> Labeled region entries
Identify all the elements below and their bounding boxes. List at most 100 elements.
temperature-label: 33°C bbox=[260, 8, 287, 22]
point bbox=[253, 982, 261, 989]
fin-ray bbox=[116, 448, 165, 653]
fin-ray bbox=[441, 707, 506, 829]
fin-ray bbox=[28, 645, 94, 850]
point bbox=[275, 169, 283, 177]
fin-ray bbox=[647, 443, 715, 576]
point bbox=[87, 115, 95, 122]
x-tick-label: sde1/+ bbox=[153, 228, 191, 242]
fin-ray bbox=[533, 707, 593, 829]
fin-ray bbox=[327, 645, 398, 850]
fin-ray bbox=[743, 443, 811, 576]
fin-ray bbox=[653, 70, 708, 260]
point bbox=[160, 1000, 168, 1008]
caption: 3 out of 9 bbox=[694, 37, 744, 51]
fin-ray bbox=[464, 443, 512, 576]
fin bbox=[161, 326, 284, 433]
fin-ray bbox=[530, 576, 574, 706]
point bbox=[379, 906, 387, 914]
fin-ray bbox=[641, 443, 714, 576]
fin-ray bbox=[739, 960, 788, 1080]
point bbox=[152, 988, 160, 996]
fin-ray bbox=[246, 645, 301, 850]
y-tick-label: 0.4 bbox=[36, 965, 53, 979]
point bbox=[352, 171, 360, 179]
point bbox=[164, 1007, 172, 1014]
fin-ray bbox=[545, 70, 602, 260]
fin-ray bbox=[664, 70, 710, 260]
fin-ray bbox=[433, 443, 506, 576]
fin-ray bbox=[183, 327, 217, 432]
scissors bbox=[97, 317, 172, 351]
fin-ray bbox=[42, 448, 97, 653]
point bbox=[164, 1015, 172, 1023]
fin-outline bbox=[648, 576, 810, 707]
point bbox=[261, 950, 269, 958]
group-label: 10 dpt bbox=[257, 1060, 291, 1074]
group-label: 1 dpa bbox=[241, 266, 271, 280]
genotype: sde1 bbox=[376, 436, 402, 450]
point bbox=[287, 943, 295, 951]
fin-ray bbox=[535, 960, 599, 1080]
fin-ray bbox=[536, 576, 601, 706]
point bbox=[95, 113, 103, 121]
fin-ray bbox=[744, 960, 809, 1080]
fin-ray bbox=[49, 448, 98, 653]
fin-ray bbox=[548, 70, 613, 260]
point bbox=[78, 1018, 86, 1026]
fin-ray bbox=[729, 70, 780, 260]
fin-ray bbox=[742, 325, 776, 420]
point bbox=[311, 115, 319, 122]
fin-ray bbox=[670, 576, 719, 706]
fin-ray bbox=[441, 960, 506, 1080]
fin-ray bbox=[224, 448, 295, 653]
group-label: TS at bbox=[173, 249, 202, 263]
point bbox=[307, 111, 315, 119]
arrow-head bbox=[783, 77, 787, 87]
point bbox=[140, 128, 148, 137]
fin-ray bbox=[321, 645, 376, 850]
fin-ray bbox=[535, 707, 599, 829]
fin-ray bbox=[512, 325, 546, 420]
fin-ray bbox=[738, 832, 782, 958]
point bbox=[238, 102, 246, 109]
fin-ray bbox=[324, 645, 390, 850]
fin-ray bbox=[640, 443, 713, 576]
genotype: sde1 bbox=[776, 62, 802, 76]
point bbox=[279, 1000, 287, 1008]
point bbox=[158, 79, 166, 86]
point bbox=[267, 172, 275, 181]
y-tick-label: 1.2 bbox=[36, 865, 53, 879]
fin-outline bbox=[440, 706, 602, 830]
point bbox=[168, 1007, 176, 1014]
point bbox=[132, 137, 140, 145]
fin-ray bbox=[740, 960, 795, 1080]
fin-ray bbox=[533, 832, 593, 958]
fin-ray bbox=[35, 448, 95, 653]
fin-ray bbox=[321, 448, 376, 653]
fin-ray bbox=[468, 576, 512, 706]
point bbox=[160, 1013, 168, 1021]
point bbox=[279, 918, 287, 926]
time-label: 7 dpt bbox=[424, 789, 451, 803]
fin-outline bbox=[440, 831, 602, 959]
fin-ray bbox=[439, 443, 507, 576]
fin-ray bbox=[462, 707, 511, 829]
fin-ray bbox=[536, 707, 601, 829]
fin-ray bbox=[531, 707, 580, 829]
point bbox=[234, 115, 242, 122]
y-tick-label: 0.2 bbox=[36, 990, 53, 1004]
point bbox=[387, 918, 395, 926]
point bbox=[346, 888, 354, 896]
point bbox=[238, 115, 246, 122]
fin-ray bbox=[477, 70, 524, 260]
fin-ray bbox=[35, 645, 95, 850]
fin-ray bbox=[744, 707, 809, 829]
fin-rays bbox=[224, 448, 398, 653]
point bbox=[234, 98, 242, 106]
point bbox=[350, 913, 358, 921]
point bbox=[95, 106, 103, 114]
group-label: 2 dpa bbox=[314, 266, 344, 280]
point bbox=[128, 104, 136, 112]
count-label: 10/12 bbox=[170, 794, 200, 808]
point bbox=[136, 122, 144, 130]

> What this task involves
Please write out all of the data above again, line for line, without changing anything.

> Solution for this exercise
Identify all the elements below and their bounding boxes. List at most 100 elements.
temperature-label: 33°C bbox=[260, 8, 287, 22]
point bbox=[253, 982, 261, 989]
fin-ray bbox=[116, 448, 165, 653]
fin-ray bbox=[441, 707, 506, 829]
fin-ray bbox=[28, 645, 94, 850]
point bbox=[275, 169, 283, 177]
fin-ray bbox=[647, 443, 715, 576]
point bbox=[87, 115, 95, 122]
x-tick-label: sde1/+ bbox=[153, 228, 191, 242]
fin-ray bbox=[533, 707, 593, 829]
fin-ray bbox=[327, 645, 398, 850]
fin-ray bbox=[743, 443, 811, 576]
fin-ray bbox=[653, 70, 708, 260]
point bbox=[160, 1000, 168, 1008]
caption: 3 out of 9 bbox=[694, 37, 744, 51]
fin-ray bbox=[464, 443, 512, 576]
fin bbox=[161, 326, 284, 433]
fin-ray bbox=[530, 576, 574, 706]
point bbox=[379, 906, 387, 914]
fin-ray bbox=[641, 443, 714, 576]
fin-ray bbox=[739, 960, 788, 1080]
point bbox=[152, 988, 160, 996]
fin-ray bbox=[246, 645, 301, 850]
y-tick-label: 0.4 bbox=[36, 965, 53, 979]
point bbox=[352, 171, 360, 179]
point bbox=[164, 1007, 172, 1014]
fin-ray bbox=[545, 70, 602, 260]
fin-ray bbox=[664, 70, 710, 260]
fin-ray bbox=[433, 443, 506, 576]
fin-ray bbox=[183, 327, 217, 432]
scissors bbox=[97, 317, 172, 351]
fin-ray bbox=[42, 448, 97, 653]
point bbox=[164, 1015, 172, 1023]
fin-outline bbox=[648, 576, 810, 707]
point bbox=[261, 950, 269, 958]
group-label: 10 dpt bbox=[257, 1060, 291, 1074]
group-label: 1 dpa bbox=[241, 266, 271, 280]
genotype: sde1 bbox=[376, 436, 402, 450]
point bbox=[287, 943, 295, 951]
fin-ray bbox=[535, 960, 599, 1080]
fin-ray bbox=[536, 576, 601, 706]
point bbox=[95, 113, 103, 121]
fin-ray bbox=[744, 960, 809, 1080]
fin-ray bbox=[49, 448, 98, 653]
fin-ray bbox=[548, 70, 613, 260]
point bbox=[78, 1018, 86, 1026]
fin-ray bbox=[729, 70, 780, 260]
fin-ray bbox=[742, 325, 776, 420]
point bbox=[311, 115, 319, 122]
fin-ray bbox=[670, 576, 719, 706]
fin-ray bbox=[441, 960, 506, 1080]
fin-ray bbox=[224, 448, 295, 653]
group-label: TS at bbox=[173, 249, 202, 263]
point bbox=[307, 111, 315, 119]
arrow-head bbox=[783, 77, 787, 87]
point bbox=[140, 128, 148, 137]
fin-ray bbox=[321, 645, 376, 850]
fin-ray bbox=[535, 707, 599, 829]
fin-ray bbox=[512, 325, 546, 420]
fin-ray bbox=[738, 832, 782, 958]
point bbox=[238, 102, 246, 109]
fin-ray bbox=[324, 645, 390, 850]
fin-ray bbox=[640, 443, 713, 576]
genotype: sde1 bbox=[776, 62, 802, 76]
point bbox=[279, 1000, 287, 1008]
point bbox=[158, 79, 166, 86]
point bbox=[267, 172, 275, 181]
y-tick-label: 1.2 bbox=[36, 865, 53, 879]
fin-outline bbox=[440, 706, 602, 830]
point bbox=[168, 1007, 176, 1014]
point bbox=[132, 137, 140, 145]
fin-ray bbox=[740, 960, 795, 1080]
fin-ray bbox=[533, 832, 593, 958]
fin-ray bbox=[35, 448, 95, 653]
fin-ray bbox=[321, 448, 376, 653]
fin-ray bbox=[468, 576, 512, 706]
point bbox=[160, 1013, 168, 1021]
point bbox=[279, 918, 287, 926]
time-label: 7 dpt bbox=[424, 789, 451, 803]
fin-outline bbox=[440, 831, 602, 959]
fin-ray bbox=[439, 443, 507, 576]
fin-ray bbox=[462, 707, 511, 829]
fin-ray bbox=[536, 707, 601, 829]
fin-ray bbox=[531, 707, 580, 829]
point bbox=[234, 115, 242, 122]
y-tick-label: 0.2 bbox=[36, 990, 53, 1004]
point bbox=[387, 918, 395, 926]
point bbox=[346, 888, 354, 896]
point bbox=[238, 115, 246, 122]
fin-ray bbox=[477, 70, 524, 260]
fin-ray bbox=[35, 645, 95, 850]
fin-ray bbox=[744, 707, 809, 829]
fin-rays bbox=[224, 448, 398, 653]
point bbox=[234, 98, 242, 106]
point bbox=[350, 913, 358, 921]
point bbox=[95, 106, 103, 114]
group-label: 2 dpa bbox=[314, 266, 344, 280]
point bbox=[128, 104, 136, 112]
count-label: 10/12 bbox=[170, 794, 200, 808]
point bbox=[136, 122, 144, 130]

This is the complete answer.